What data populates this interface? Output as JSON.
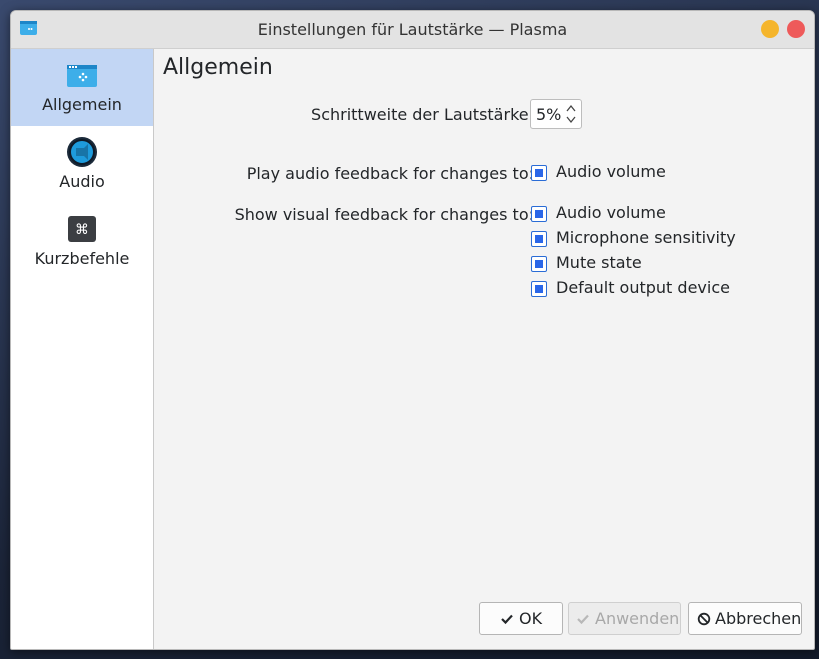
{
  "window": {
    "title": "Einstellungen für Lautstärke — Plasma",
    "controls": [
      "minimize-icon",
      "close-icon"
    ]
  },
  "sidebar": {
    "items": [
      {
        "label": "Allgemein",
        "icon": "settings-general-icon",
        "active": true
      },
      {
        "label": "Audio",
        "icon": "audio-icon",
        "active": false
      },
      {
        "label": "Kurzbefehle",
        "icon": "keyboard-shortcut-icon",
        "active": false
      }
    ]
  },
  "page": {
    "title": "Allgemein",
    "step": {
      "label": "Schrittweite der Lautstärke:",
      "value": "5%"
    },
    "audio_feedback": {
      "label": "Play audio feedback for changes to:",
      "options": [
        {
          "label": "Audio volume",
          "checked": true
        }
      ]
    },
    "visual_feedback": {
      "label": "Show visual feedback for changes to:",
      "options": [
        {
          "label": "Audio volume",
          "checked": true
        },
        {
          "label": "Microphone sensitivity",
          "checked": true
        },
        {
          "label": "Mute state",
          "checked": true
        },
        {
          "label": "Default output device",
          "checked": true
        }
      ]
    }
  },
  "buttons": {
    "ok": "OK",
    "apply": "Anwenden",
    "cancel": "Abbrechen"
  },
  "colors": {
    "accent": "#2a66e8",
    "active_bg": "#c2d6f4"
  }
}
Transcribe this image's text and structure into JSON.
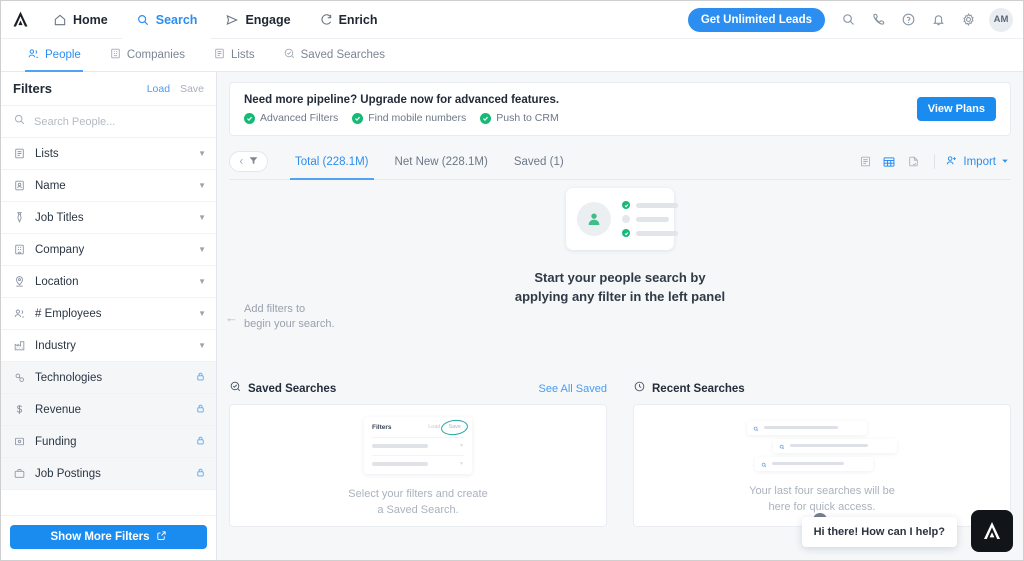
☆ ☆ ☆ ☆ ☆ ☆ ☆
== THE PROBLEM ==
Each entry shown above must be quoted exactly, with its pictures left out.

== SOLUTION BELOW ==
What data populates this interface? Output as JSON.
{
  "window": {
    "title": "Einstellungen für Lautstärke — Plasma",
    "controls": [
      "minimize-icon",
      "close-icon"
    ]
  },
  "sidebar": {
    "items": [
      {
        "label": "Allgemein",
        "icon": "settings-general-icon",
        "active": true
      },
      {
        "label": "Audio",
        "icon": "audio-icon",
        "active": false
      },
      {
        "label": "Kurzbefehle",
        "icon": "keyboard-shortcut-icon",
        "active": false
      }
    ]
  },
  "page": {
    "title": "Allgemein",
    "step": {
      "label": "Schrittweite der Lautstärke:",
      "value": "5%"
    },
    "audio_feedback": {
      "label": "Play audio feedback for changes to:",
      "options": [
        {
          "label": "Audio volume",
          "checked": true
        }
      ]
    },
    "visual_feedback": {
      "label": "Show visual feedback for changes to:",
      "options": [
        {
          "label": "Audio volume",
          "checked": true
        },
        {
          "label": "Microphone sensitivity",
          "checked": true
        },
        {
          "label": "Mute state",
          "checked": true
        },
        {
          "label": "Default output device",
          "checked": true
        }
      ]
    }
  },
  "buttons": {
    "ok": "OK",
    "apply": "Anwenden",
    "cancel": "Abbrechen"
  },
  "colors": {
    "accent": "#2a66e8",
    "active_bg": "#c2d6f4"
  }
}
Transcribe this image's text and structure into JSON.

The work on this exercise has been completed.